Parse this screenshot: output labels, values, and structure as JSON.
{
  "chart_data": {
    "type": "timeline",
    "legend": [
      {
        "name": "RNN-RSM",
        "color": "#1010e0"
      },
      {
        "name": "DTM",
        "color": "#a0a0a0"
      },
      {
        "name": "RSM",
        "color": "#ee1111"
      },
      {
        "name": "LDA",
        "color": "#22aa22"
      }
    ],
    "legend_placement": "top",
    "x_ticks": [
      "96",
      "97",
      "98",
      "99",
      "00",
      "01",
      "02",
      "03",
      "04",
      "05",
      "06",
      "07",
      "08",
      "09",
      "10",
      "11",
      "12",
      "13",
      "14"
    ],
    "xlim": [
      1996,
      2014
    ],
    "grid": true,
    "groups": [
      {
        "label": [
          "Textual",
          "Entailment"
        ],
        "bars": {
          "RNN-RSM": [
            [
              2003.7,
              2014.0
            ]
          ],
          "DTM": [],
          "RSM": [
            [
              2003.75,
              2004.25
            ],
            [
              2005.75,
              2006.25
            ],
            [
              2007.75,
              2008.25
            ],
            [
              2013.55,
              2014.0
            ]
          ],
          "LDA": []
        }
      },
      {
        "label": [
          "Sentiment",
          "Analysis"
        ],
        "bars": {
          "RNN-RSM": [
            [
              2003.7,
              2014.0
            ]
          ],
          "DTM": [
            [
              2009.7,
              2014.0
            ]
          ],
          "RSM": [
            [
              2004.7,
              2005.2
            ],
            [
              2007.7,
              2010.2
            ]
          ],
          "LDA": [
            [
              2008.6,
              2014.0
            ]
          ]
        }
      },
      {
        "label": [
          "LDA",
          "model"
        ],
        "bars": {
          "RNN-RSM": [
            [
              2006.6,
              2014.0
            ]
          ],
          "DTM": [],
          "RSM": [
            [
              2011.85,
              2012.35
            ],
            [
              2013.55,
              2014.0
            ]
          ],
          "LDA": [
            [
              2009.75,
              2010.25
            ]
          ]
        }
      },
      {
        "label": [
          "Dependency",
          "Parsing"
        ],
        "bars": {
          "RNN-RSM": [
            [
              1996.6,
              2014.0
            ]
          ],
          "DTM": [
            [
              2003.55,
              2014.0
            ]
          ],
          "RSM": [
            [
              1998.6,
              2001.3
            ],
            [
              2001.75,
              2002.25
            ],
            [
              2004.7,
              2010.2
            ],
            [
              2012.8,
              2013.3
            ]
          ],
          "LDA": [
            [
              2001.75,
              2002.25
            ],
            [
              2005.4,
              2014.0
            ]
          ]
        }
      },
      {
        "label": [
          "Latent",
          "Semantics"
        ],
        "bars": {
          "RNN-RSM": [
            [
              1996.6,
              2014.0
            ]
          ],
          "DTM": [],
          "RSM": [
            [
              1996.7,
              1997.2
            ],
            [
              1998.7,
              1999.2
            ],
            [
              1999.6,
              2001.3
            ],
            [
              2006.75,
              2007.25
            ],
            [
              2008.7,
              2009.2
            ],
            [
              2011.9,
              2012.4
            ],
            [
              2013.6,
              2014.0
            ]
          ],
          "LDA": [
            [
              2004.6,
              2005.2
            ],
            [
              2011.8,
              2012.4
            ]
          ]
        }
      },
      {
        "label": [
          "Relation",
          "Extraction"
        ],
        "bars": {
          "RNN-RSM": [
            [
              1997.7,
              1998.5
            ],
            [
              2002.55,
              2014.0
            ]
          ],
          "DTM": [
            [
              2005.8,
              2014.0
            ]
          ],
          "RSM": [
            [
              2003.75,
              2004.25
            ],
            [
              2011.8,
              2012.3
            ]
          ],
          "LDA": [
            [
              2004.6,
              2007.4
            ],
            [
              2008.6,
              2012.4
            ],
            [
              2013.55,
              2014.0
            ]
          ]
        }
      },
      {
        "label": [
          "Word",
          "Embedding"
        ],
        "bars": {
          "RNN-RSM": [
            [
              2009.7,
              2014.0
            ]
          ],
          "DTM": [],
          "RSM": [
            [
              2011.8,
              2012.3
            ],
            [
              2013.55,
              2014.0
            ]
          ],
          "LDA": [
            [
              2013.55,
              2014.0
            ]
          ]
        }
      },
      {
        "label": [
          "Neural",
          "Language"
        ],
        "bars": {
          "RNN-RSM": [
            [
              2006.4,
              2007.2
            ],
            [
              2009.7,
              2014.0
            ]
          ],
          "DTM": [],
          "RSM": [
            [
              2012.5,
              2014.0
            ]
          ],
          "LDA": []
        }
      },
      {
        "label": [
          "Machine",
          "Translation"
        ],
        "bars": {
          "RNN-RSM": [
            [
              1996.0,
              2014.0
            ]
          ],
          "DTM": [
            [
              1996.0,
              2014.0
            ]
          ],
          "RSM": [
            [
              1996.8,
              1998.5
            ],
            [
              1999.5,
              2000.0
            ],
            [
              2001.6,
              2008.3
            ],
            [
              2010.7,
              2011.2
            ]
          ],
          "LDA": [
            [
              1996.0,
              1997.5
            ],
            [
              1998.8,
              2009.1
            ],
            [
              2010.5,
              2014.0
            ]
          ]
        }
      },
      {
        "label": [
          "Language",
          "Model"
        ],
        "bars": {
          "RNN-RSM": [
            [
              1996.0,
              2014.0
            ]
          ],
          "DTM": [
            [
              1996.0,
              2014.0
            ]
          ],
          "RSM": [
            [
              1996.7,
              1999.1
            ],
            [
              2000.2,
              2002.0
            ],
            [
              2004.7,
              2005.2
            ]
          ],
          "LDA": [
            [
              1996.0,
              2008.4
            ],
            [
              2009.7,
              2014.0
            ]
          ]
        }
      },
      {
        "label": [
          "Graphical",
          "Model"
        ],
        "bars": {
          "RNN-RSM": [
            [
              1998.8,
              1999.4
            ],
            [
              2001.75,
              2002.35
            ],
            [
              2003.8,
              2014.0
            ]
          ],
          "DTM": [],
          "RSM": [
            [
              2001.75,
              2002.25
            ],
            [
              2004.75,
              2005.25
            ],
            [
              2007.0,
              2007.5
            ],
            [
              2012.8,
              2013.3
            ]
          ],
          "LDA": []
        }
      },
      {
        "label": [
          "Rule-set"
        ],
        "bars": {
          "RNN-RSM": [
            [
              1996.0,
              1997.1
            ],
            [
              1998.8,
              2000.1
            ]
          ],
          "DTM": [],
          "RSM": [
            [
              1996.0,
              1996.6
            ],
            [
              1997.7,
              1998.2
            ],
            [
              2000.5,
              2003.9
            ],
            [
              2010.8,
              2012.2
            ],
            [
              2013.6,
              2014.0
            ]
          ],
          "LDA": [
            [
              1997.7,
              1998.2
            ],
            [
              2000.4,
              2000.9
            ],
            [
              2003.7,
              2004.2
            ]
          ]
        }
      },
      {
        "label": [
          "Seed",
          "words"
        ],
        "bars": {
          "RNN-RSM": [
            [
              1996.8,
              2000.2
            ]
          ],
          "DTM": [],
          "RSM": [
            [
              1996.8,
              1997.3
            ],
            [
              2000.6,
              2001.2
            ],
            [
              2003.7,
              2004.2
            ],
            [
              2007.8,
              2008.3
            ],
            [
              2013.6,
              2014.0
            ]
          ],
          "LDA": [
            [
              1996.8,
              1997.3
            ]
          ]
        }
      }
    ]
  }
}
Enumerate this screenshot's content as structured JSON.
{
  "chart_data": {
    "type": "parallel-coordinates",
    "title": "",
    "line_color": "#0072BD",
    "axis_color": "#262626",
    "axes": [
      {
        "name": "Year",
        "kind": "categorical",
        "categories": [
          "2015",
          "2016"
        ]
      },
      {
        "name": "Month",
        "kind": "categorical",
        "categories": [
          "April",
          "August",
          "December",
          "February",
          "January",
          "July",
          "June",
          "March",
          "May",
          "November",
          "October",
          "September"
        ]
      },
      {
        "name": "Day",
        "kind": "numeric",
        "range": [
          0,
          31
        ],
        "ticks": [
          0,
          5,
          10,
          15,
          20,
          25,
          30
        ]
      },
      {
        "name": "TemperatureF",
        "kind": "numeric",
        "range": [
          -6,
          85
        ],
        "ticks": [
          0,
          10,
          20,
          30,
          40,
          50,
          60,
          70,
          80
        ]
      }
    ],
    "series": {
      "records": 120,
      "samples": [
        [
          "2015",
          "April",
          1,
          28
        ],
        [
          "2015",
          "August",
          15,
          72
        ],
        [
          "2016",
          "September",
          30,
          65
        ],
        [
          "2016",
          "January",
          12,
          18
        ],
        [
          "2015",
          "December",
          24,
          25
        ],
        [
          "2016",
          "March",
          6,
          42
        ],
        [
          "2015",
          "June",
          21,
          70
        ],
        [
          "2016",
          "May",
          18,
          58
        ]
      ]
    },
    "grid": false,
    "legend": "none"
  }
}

◆ EXERCISE REQUIREMENTS: From the listing above, collect each line in which the string "name" appears.

◆ SOLUTION TO THIS TASK:
        "name": "RNN-RSM",
        "name": "DTM",
        "name": "RSM",
        "name": "LDA",
        "name": "Year",
        "name": "Month",
        "name": "Day",
        "name": "TemperatureF",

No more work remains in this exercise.